Task to complete — Write out the material exactly. Do not include the pictures.

[Collected data entries]
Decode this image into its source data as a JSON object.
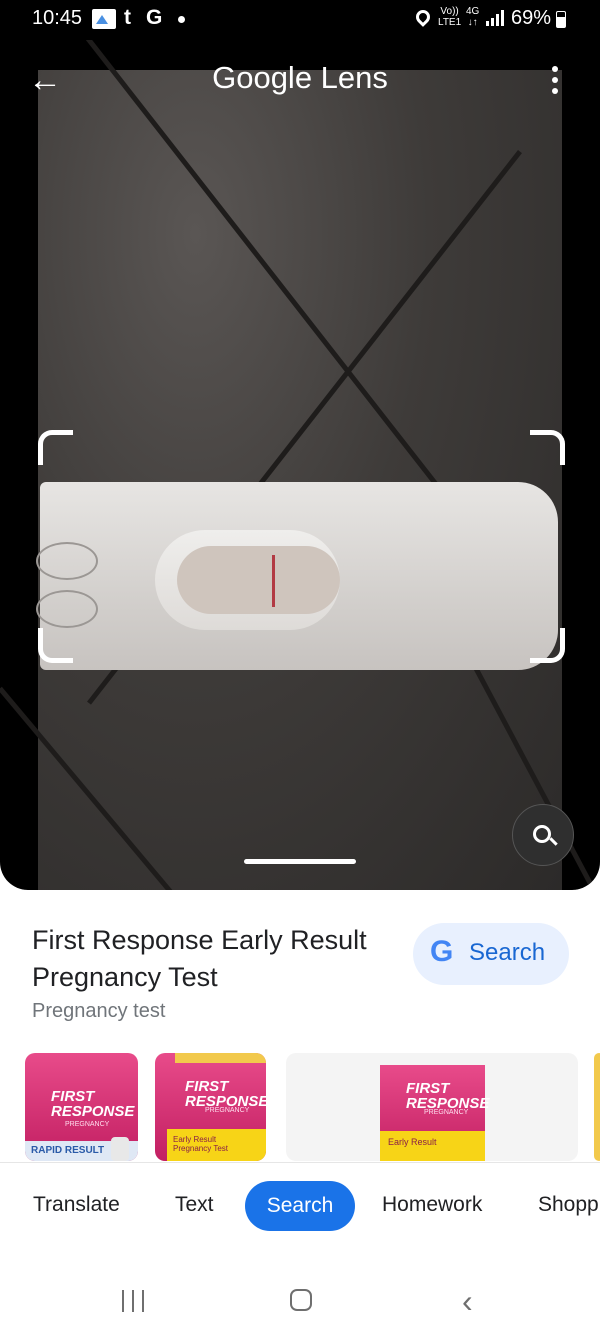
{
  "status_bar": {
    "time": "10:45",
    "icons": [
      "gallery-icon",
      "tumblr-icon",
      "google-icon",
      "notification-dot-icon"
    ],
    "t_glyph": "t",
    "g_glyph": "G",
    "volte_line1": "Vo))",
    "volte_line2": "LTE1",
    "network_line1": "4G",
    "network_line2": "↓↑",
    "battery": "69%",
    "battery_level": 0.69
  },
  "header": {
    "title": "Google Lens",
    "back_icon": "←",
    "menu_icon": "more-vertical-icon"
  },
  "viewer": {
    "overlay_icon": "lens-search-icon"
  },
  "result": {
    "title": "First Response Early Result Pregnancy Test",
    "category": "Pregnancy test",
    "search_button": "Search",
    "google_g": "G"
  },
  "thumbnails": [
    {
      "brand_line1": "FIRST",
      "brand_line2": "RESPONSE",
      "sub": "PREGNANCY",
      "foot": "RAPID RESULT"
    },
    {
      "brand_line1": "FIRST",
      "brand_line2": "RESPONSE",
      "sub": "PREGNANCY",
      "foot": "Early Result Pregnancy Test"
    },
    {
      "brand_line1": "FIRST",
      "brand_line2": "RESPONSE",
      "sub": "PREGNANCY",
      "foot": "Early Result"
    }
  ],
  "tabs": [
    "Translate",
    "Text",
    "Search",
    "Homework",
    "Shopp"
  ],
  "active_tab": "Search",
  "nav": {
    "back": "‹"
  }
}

Worked answer —
Decode this image into its source data as a JSON object.
{
  "status_bar": {
    "time": "10:45",
    "icons": [
      "gallery-icon",
      "tumblr-icon",
      "google-icon",
      "notification-dot-icon"
    ],
    "t_glyph": "t",
    "g_glyph": "G",
    "volte_line1": "Vo))",
    "volte_line2": "LTE1",
    "network_line1": "4G",
    "network_line2": "↓↑",
    "battery": "69%",
    "battery_level": 0.69
  },
  "header": {
    "title": "Google Lens",
    "back_icon": "←",
    "menu_icon": "more-vertical-icon"
  },
  "viewer": {
    "overlay_icon": "lens-search-icon"
  },
  "result": {
    "title": "First Response Early Result Pregnancy Test",
    "category": "Pregnancy test",
    "search_button": "Search",
    "google_g": "G"
  },
  "thumbnails": [
    {
      "brand_line1": "FIRST",
      "brand_line2": "RESPONSE",
      "sub": "PREGNANCY",
      "foot": "RAPID RESULT"
    },
    {
      "brand_line1": "FIRST",
      "brand_line2": "RESPONSE",
      "sub": "PREGNANCY",
      "foot": "Early Result Pregnancy Test"
    },
    {
      "brand_line1": "FIRST",
      "brand_line2": "RESPONSE",
      "sub": "PREGNANCY",
      "foot": "Early Result"
    }
  ],
  "tabs": [
    "Translate",
    "Text",
    "Search",
    "Homework",
    "Shopp"
  ],
  "active_tab": "Search",
  "nav": {
    "back": "‹"
  }
}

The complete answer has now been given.